The request:
Present the following data again exactly as it is shown.

Dataset content:
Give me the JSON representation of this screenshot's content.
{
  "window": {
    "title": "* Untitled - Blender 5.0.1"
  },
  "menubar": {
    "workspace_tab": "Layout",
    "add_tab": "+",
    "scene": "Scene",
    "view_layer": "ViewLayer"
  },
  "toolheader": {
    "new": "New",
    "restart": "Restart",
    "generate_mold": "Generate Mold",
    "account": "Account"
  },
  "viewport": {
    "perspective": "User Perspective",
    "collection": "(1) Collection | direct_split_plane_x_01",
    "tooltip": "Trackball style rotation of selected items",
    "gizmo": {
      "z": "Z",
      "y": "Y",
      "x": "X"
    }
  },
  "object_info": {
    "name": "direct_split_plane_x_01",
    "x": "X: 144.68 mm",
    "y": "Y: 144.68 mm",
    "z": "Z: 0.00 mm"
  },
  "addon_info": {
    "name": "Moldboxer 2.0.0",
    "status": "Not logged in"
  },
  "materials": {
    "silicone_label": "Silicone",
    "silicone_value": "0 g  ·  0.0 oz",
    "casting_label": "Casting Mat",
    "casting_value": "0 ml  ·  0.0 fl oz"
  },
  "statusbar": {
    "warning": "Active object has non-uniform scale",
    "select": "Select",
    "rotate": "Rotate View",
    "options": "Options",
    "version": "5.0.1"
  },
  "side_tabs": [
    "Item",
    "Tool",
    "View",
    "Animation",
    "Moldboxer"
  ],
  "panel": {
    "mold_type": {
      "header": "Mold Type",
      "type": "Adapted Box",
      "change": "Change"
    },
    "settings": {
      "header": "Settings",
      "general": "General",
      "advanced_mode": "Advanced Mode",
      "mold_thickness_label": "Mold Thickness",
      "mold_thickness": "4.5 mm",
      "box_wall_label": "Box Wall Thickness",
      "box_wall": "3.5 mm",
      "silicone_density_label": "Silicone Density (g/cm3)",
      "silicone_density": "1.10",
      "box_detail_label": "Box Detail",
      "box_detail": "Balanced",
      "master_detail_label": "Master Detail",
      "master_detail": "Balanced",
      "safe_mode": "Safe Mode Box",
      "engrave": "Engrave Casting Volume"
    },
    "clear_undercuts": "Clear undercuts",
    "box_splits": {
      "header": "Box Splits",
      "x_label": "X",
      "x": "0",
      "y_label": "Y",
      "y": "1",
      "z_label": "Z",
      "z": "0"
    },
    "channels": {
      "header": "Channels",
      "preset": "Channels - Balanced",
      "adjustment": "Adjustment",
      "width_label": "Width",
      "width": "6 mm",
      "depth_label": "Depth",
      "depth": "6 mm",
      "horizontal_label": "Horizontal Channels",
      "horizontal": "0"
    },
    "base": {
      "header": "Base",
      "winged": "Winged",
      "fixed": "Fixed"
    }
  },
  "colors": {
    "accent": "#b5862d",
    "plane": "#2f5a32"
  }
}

Answer to this problem:
Give me the JSON representation of this screenshot's content.
{
  "window": {
    "title": "* Untitled - Blender 5.0.1"
  },
  "menubar": {
    "workspace_tab": "Layout",
    "add_tab": "+",
    "scene": "Scene",
    "view_layer": "ViewLayer"
  },
  "toolheader": {
    "new": "New",
    "restart": "Restart",
    "generate_mold": "Generate Mold",
    "account": "Account"
  },
  "viewport": {
    "perspective": "User Perspective",
    "collection": "(1) Collection | direct_split_plane_x_01",
    "tooltip": "Trackball style rotation of selected items",
    "gizmo": {
      "z": "Z",
      "y": "Y",
      "x": "X"
    }
  },
  "object_info": {
    "name": "direct_split_plane_x_01",
    "x": "X: 144.68 mm",
    "y": "Y: 144.68 mm",
    "z": "Z: 0.00 mm"
  },
  "addon_info": {
    "name": "Moldboxer 2.0.0",
    "status": "Not logged in"
  },
  "materials": {
    "silicone_label": "Silicone",
    "silicone_value": "0 g  ·  0.0 oz",
    "casting_label": "Casting Mat",
    "casting_value": "0 ml  ·  0.0 fl oz"
  },
  "statusbar": {
    "warning": "Active object has non-uniform scale",
    "select": "Select",
    "rotate": "Rotate View",
    "options": "Options",
    "version": "5.0.1"
  },
  "side_tabs": [
    "Item",
    "Tool",
    "View",
    "Animation",
    "Moldboxer"
  ],
  "panel": {
    "mold_type": {
      "header": "Mold Type",
      "type": "Adapted Box",
      "change": "Change"
    },
    "settings": {
      "header": "Settings",
      "general": "General",
      "advanced_mode": "Advanced Mode",
      "mold_thickness_label": "Mold Thickness",
      "mold_thickness": "4.5 mm",
      "box_wall_label": "Box Wall Thickness",
      "box_wall": "3.5 mm",
      "silicone_density_label": "Silicone Density (g/cm3)",
      "silicone_density": "1.10",
      "box_detail_label": "Box Detail",
      "box_detail": "Balanced",
      "master_detail_label": "Master Detail",
      "master_detail": "Balanced",
      "safe_mode": "Safe Mode Box",
      "engrave": "Engrave Casting Volume"
    },
    "clear_undercuts": "Clear undercuts",
    "box_splits": {
      "header": "Box Splits",
      "x_label": "X",
      "x": "0",
      "y_label": "Y",
      "y": "1",
      "z_label": "Z",
      "z": "0"
    },
    "channels": {
      "header": "Channels",
      "preset": "Channels - Balanced",
      "adjustment": "Adjustment",
      "width_label": "Width",
      "width": "6 mm",
      "depth_label": "Depth",
      "depth": "6 mm",
      "horizontal_label": "Horizontal Channels",
      "horizontal": "0"
    },
    "base": {
      "header": "Base",
      "winged": "Winged",
      "fixed": "Fixed"
    }
  },
  "colors": {
    "accent": "#b5862d",
    "plane": "#2f5a32"
  }
}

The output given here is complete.